### [Input for this task]
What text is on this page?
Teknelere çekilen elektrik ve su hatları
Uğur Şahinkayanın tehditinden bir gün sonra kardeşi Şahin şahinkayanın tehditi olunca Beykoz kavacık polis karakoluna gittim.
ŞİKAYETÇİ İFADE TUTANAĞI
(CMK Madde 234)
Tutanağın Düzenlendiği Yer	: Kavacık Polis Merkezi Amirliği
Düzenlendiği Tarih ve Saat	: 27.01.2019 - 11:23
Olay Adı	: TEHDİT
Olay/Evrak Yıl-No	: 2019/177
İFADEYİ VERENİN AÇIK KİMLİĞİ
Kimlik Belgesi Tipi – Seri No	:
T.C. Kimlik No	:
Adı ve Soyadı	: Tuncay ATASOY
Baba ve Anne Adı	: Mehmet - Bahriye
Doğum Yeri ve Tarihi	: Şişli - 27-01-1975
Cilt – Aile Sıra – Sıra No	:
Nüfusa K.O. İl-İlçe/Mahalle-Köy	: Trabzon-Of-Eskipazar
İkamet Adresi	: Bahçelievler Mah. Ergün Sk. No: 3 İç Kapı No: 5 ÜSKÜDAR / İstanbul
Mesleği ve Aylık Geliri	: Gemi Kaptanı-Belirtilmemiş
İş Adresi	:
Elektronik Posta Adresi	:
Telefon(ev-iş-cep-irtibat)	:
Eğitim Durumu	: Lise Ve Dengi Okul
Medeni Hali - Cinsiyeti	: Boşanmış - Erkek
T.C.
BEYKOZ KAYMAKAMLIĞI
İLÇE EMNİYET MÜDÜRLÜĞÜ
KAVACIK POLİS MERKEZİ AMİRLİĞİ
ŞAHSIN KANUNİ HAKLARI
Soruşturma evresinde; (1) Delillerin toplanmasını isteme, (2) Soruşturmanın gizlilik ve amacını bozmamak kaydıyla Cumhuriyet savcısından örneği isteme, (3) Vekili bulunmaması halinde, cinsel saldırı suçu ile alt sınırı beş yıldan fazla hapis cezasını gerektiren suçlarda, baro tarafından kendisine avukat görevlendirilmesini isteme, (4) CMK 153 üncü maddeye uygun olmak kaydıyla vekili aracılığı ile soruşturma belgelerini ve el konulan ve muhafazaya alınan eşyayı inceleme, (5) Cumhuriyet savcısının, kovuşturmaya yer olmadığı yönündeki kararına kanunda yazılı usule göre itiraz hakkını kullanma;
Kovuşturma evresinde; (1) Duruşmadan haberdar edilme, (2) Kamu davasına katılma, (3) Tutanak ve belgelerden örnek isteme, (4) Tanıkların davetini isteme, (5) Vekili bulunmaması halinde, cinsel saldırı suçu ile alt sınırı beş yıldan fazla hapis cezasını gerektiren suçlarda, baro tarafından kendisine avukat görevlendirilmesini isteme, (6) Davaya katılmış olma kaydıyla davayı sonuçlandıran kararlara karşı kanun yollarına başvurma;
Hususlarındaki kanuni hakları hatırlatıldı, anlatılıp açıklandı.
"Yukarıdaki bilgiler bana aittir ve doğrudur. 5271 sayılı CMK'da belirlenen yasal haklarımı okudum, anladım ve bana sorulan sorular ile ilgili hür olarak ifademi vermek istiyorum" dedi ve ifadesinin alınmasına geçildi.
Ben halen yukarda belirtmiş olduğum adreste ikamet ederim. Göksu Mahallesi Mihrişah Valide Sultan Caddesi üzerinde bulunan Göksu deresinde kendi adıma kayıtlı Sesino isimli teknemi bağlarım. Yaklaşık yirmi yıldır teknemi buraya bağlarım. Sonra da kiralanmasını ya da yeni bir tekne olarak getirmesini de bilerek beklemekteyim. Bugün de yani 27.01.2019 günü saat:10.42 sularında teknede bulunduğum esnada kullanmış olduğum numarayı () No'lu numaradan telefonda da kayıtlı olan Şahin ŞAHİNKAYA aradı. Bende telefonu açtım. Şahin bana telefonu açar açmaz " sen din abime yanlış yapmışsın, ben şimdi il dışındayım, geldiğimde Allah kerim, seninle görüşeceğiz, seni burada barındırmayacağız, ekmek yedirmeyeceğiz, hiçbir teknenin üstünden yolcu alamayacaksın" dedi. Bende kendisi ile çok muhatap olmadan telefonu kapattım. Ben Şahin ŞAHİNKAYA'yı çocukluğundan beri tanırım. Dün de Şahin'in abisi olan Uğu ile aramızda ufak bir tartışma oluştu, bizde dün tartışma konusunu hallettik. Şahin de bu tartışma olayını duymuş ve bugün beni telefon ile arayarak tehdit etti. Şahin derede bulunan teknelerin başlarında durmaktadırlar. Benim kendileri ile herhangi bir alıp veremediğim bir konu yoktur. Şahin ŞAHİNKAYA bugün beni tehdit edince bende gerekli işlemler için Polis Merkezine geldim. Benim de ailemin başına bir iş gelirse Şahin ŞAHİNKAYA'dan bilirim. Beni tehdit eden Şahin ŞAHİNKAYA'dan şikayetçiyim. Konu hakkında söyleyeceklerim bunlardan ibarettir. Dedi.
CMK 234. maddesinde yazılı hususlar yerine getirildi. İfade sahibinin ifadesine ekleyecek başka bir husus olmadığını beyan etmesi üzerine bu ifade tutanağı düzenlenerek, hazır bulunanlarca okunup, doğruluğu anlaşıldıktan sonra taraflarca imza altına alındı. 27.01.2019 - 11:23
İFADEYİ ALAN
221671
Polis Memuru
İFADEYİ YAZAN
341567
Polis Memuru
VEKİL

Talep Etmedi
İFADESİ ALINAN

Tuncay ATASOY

### [Required task]
Look through the data above. Find each line with the string "suçu" and copy it.

### [Solved exercise]
Soruşturma evresinde; (1) Delillerin toplanmasını isteme, (2) Soruşturmanın gizlilik ve amacını bozmamak kaydıyla Cumhuriyet savcısından örneği isteme, (3) Vekili bulunmaması halinde, cinsel saldırı suçu ile alt sınırı beş yıldan fazla hapis cezasını gerektiren suçlarda, baro tarafından kendisine avukat görevlendirilmesini isteme, (4) CMK 153 üncü maddeye uygun olmak kaydıyla vekili aracılığı ile soruşturma belgelerini ve el konulan ve muhafazaya alınan eşyayı inceleme, (5) Cumhuriyet savcısının, kovuşturmaya yer olmadığı yönündeki kararına kanunda yazılı usule göre itiraz hakkını kullanma;
Kovuşturma evresinde; (1) Duruşmadan haberdar edilme, (2) Kamu davasına katılma, (3) Tutanak ve belgelerden örnek isteme, (4) Tanıkların davetini isteme, (5) Vekili bulunmaması halinde, cinsel saldırı suçu ile alt sınırı beş yıldan fazla hapis cezasını gerektiren suçlarda, baro tarafından kendisine avukat görevlendirilmesini isteme, (6) Davaya katılmış olma kaydıyla davayı sonuçlandıran kararlara karşı kanun yollarına başvurma;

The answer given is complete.